Start of Supplied data

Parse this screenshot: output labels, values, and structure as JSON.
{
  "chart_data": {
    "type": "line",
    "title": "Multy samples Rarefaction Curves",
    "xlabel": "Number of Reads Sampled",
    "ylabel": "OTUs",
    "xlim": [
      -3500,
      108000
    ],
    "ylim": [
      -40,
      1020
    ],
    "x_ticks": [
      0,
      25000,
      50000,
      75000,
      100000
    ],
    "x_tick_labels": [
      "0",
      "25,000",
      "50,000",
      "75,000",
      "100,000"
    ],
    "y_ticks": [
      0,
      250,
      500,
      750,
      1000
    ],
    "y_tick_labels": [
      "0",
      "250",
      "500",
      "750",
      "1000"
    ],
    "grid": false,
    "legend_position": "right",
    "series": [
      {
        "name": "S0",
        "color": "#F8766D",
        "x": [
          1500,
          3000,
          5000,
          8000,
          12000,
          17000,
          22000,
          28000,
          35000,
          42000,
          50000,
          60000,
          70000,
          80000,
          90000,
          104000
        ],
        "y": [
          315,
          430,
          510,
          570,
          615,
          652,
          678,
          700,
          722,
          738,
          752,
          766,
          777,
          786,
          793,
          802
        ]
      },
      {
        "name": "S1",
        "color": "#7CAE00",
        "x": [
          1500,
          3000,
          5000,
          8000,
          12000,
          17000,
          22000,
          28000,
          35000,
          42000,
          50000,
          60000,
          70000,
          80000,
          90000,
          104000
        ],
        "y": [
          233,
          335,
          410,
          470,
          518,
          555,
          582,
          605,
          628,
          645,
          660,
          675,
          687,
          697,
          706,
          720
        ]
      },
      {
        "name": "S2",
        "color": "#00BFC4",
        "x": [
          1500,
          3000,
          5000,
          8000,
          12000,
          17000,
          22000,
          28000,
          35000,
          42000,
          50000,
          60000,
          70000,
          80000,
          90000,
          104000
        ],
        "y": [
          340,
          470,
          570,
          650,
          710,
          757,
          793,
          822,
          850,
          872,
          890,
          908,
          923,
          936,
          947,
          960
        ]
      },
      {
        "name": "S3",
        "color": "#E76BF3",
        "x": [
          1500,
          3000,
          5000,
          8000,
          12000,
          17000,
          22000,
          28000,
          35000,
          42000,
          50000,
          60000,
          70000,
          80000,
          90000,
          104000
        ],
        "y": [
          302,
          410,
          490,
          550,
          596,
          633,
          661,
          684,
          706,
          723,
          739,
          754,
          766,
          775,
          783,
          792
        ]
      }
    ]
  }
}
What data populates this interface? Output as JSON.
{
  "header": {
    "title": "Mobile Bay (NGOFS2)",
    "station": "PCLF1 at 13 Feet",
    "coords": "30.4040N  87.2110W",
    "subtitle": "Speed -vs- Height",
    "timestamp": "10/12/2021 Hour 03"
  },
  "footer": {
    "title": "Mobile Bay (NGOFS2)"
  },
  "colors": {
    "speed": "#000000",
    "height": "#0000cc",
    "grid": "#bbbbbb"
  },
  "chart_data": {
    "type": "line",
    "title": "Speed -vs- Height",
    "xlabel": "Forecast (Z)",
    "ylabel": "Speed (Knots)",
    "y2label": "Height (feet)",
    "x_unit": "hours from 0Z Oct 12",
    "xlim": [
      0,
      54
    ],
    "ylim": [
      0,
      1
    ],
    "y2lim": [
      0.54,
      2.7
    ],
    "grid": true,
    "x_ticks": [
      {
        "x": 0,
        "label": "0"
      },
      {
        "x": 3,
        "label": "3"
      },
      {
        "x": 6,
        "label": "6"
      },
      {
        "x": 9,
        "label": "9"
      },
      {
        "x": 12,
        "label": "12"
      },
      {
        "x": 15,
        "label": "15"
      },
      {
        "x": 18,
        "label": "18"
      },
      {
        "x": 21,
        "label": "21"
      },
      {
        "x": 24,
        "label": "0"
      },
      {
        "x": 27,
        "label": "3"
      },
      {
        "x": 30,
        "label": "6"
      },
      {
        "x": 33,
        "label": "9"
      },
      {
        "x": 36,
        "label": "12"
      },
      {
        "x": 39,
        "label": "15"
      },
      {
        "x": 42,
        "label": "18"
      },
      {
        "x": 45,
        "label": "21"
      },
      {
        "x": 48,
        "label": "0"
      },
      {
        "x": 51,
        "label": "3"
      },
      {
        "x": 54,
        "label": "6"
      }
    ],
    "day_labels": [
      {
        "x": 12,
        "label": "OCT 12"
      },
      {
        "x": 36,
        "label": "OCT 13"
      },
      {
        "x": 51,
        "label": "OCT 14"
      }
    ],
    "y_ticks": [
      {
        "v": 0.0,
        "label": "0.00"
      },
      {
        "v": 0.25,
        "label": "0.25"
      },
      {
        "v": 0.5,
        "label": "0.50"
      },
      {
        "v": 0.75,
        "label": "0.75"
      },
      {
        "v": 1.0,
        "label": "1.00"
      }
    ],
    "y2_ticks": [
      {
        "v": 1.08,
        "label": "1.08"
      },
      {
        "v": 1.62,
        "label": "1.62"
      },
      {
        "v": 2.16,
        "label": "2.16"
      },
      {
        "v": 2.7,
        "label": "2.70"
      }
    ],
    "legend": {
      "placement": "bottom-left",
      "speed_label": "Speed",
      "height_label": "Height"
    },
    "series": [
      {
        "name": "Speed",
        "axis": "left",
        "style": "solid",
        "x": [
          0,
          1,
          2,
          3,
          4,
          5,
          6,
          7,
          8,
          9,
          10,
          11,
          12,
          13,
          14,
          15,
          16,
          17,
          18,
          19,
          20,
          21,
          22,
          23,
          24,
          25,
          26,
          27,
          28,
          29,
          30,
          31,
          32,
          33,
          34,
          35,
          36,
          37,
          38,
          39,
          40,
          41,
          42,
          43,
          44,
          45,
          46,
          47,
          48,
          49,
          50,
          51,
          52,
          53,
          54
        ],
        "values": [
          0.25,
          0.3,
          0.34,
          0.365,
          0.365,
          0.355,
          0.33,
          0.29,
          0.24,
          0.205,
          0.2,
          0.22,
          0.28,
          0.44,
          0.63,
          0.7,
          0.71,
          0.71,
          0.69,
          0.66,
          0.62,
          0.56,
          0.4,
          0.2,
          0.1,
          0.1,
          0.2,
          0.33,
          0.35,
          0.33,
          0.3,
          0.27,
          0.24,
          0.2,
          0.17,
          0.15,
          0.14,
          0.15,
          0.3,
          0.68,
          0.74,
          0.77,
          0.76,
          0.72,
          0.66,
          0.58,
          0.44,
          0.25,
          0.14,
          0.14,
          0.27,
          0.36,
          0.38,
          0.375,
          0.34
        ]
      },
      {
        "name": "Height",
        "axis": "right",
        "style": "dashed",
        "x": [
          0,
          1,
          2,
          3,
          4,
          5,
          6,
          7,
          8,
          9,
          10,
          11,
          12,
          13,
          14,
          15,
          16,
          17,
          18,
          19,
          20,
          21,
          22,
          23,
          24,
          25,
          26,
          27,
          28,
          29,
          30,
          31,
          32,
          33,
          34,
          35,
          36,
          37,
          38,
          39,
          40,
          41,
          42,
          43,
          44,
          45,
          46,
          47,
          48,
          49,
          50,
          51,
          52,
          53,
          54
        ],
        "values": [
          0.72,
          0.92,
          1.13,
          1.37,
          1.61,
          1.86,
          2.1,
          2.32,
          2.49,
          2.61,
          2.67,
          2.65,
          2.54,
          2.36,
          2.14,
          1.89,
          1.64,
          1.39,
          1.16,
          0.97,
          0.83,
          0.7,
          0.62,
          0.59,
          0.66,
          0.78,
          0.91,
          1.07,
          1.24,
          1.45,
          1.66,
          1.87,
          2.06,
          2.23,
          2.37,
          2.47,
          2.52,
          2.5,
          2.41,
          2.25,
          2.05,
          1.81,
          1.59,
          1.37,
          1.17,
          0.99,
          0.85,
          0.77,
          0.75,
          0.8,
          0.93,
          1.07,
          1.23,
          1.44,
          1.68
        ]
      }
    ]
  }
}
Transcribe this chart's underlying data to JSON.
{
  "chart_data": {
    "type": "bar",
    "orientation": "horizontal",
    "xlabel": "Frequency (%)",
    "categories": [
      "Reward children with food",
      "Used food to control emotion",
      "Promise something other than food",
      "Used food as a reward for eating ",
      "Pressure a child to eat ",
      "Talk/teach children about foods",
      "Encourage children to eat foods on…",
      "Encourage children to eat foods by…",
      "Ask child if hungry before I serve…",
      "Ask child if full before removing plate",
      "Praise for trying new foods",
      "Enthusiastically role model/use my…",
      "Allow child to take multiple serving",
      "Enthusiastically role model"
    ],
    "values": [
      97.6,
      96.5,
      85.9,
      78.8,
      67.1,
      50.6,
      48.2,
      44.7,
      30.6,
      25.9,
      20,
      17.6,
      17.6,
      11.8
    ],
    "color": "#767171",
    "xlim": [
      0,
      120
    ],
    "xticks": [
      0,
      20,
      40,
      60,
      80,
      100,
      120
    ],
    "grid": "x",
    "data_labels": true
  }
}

End of Supplied data

» Brief: Copy each line that contains the word "JSON".

» Answer:
Parse this screenshot: output labels, values, and structure as JSON.
What data populates this interface? Output as JSON.
Transcribe this chart's underlying data to JSON.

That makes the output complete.